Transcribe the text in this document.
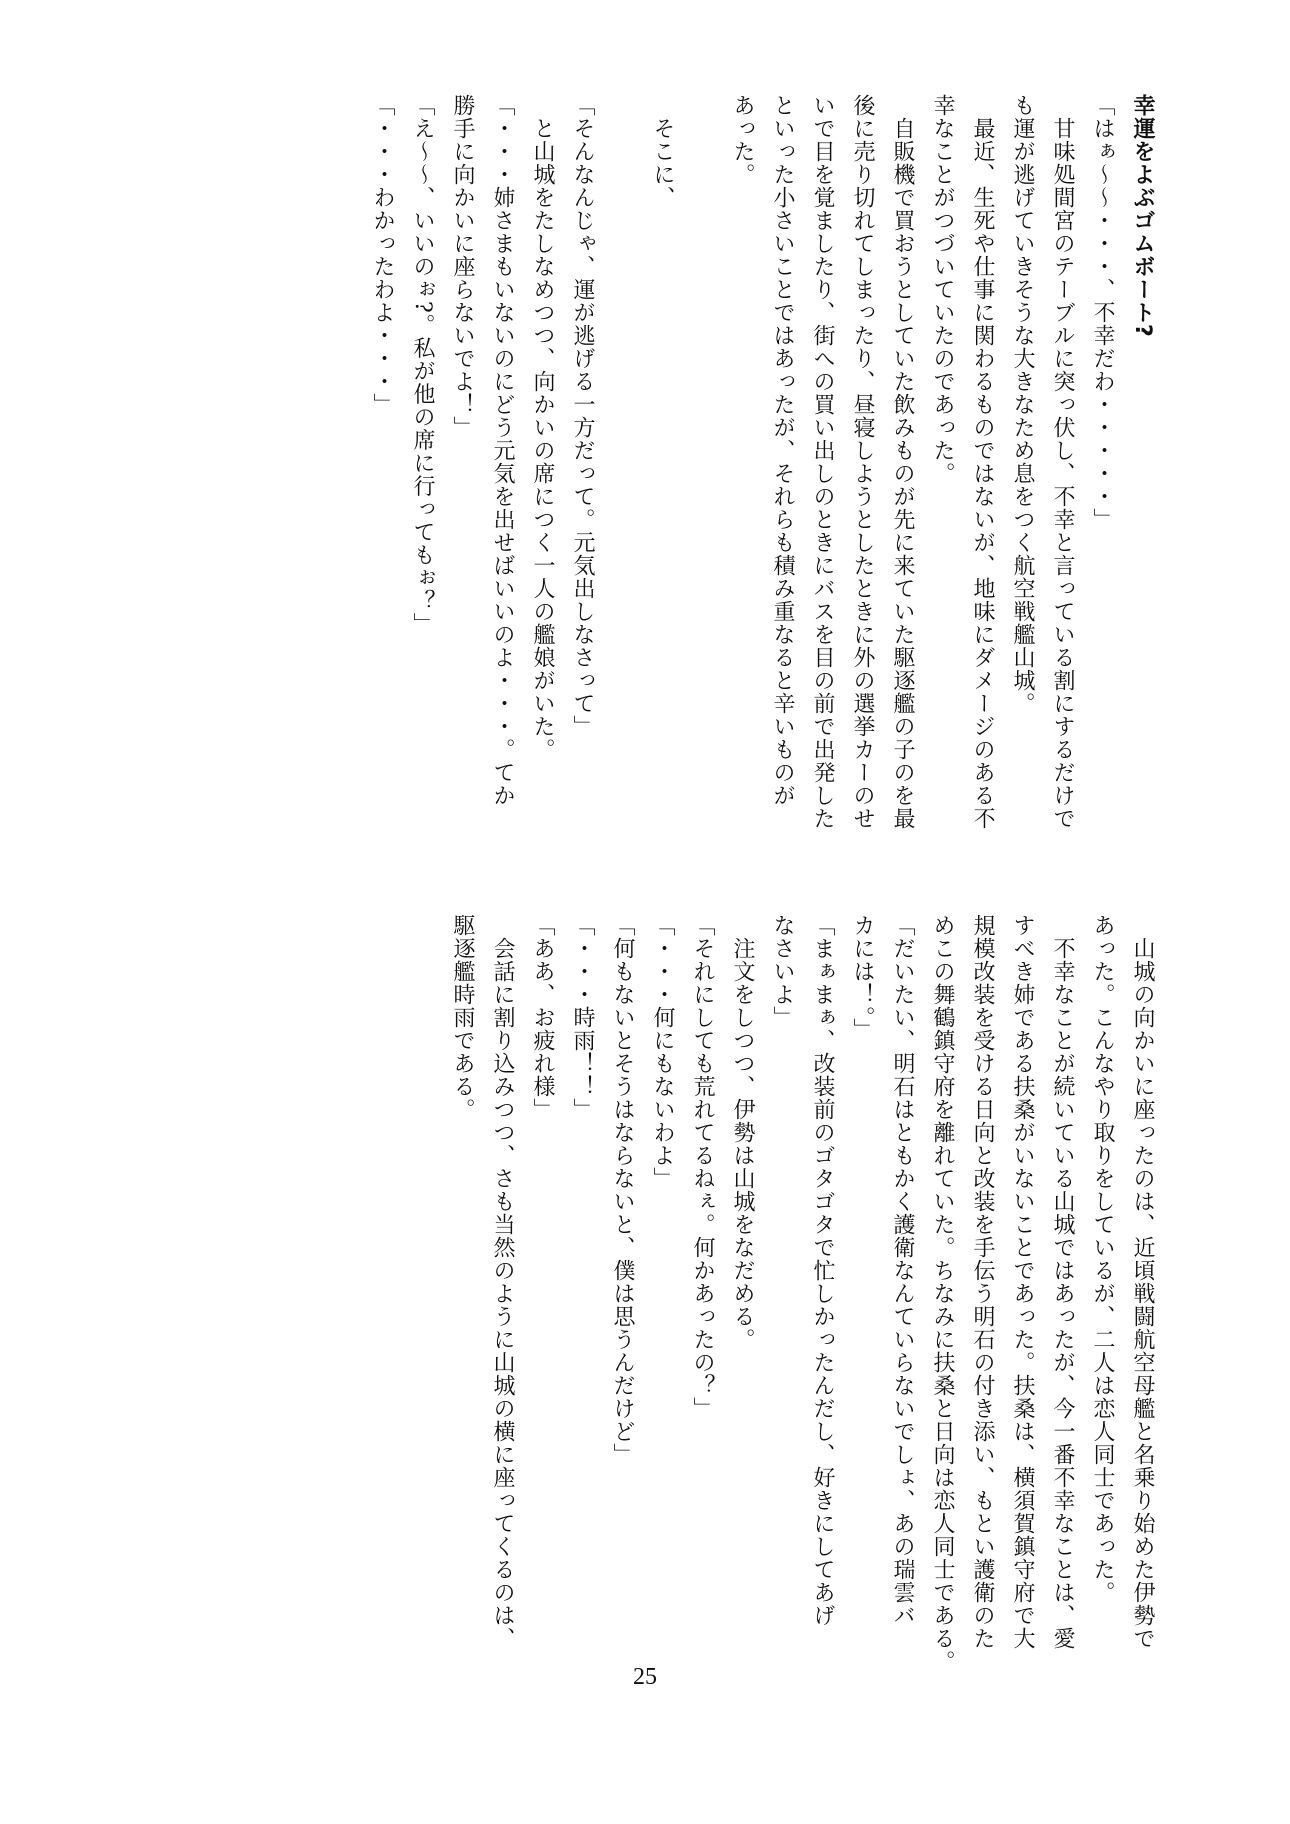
幸運をよぶゴムボート?
「はぁ～～・・・、不幸だわ・・・・・」
　甘味処間宮のテーブルに突っ伏し、不幸と言っている割にするだけで
も運が逃げていきそうな大きなため息をつく航空戦艦山城。
　最近、生死や仕事に関わるものではないが、地味にダメージのある不
幸なことがつづいていたのであった。
　自販機で買おうとしていた飲みものが先に来ていた駆逐艦の子のを最
後に売り切れてしまったり、昼寝しようとしたときに外の選挙カーのせ
いで目を覚ましたり、街への買い出しのときにバスを目の前で出発した
といった小さいことではあったが、それらも積み重なると辛いものが
あった。

　そこに、

「そんなんじゃ、運が逃げる一方だって。元気出しなさって」
　と山城をたしなめつつ、向かいの席につく一人の艦娘がいた。
「・・・姉さまもいないのにどう元気を出せばいいのよ・・・。てか
勝手に向かいに座らないでよ！」
「え～～、いいのぉ?。私が他の席に行ってもぉ？」
「・・・わかったわよ・・・」
　山城の向かいに座ったのは、近頃戦闘航空母艦と名乗り始めた伊勢で
あった。こんなやり取りをしているが、二人は恋人同士であった。
　不幸なことが続いている山城ではあったが、今一番不幸なことは、愛
すべき姉である扶桑がいないことであった。扶桑は、横須賀鎮守府で大
規模改装を受ける日向と改装を手伝う明石の付き添い、もとい護衛のた
めこの舞鶴鎮守府を離れていた。ちなみに扶桑と日向は恋人同士である。
「だいたい、明石はともかく護衛なんていらないでしょ、あの瑞雲バ
カには！。」
「まぁまぁ、改装前のゴタゴタで忙しかったんだし、好きにしてあげ
なさいよ」
　注文をしつつ、伊勢は山城をなだめる。
「それにしても荒れてるねぇ。何かあったの？」
「・・・何にもないわよ」
「何もないとそうはならないと、僕は思うんだけど」
「・・・時雨！！」
「ああ、お疲れ様」
　会話に割り込みつつ、さも当然のように山城の横に座ってくるのは、
駆逐艦時雨である。
25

-----

* **Exercise details**
Every entry must be written out exactly, with all pictures left out.

* **Completed task**
Transcribe the text in this document.
幸運をよぶゴムボート?
「はぁ～～・・・、不幸だわ・・・・・」
　甘味処間宮のテーブルに突っ伏し、不幸と言っている割にするだけで
も運が逃げていきそうな大きなため息をつく航空戦艦山城。
　最近、生死や仕事に関わるものではないが、地味にダメージのある不
幸なことがつづいていたのであった。
　自販機で買おうとしていた飲みものが先に来ていた駆逐艦の子のを最
後に売り切れてしまったり、昼寝しようとしたときに外の選挙カーのせ
いで目を覚ましたり、街への買い出しのときにバスを目の前で出発した
といった小さいことではあったが、それらも積み重なると辛いものが
あった。

　そこに、

「そんなんじゃ、運が逃げる一方だって。元気出しなさって」
　と山城をたしなめつつ、向かいの席につく一人の艦娘がいた。
「・・・姉さまもいないのにどう元気を出せばいいのよ・・・。てか
勝手に向かいに座らないでよ！」
「え～～、いいのぉ?。私が他の席に行ってもぉ？」
「・・・わかったわよ・・・」
　山城の向かいに座ったのは、近頃戦闘航空母艦と名乗り始めた伊勢で
あった。こんなやり取りをしているが、二人は恋人同士であった。
　不幸なことが続いている山城ではあったが、今一番不幸なことは、愛
すべき姉である扶桑がいないことであった。扶桑は、横須賀鎮守府で大
規模改装を受ける日向と改装を手伝う明石の付き添い、もとい護衛のた
めこの舞鶴鎮守府を離れていた。ちなみに扶桑と日向は恋人同士である。
「だいたい、明石はともかく護衛なんていらないでしょ、あの瑞雲バ
カには！。」
「まぁまぁ、改装前のゴタゴタで忙しかったんだし、好きにしてあげ
なさいよ」
　注文をしつつ、伊勢は山城をなだめる。
「それにしても荒れてるねぇ。何かあったの？」
「・・・何にもないわよ」
「何もないとそうはならないと、僕は思うんだけど」
「・・・時雨！！」
「ああ、お疲れ様」
　会話に割り込みつつ、さも当然のように山城の横に座ってくるのは、
駆逐艦時雨である。
25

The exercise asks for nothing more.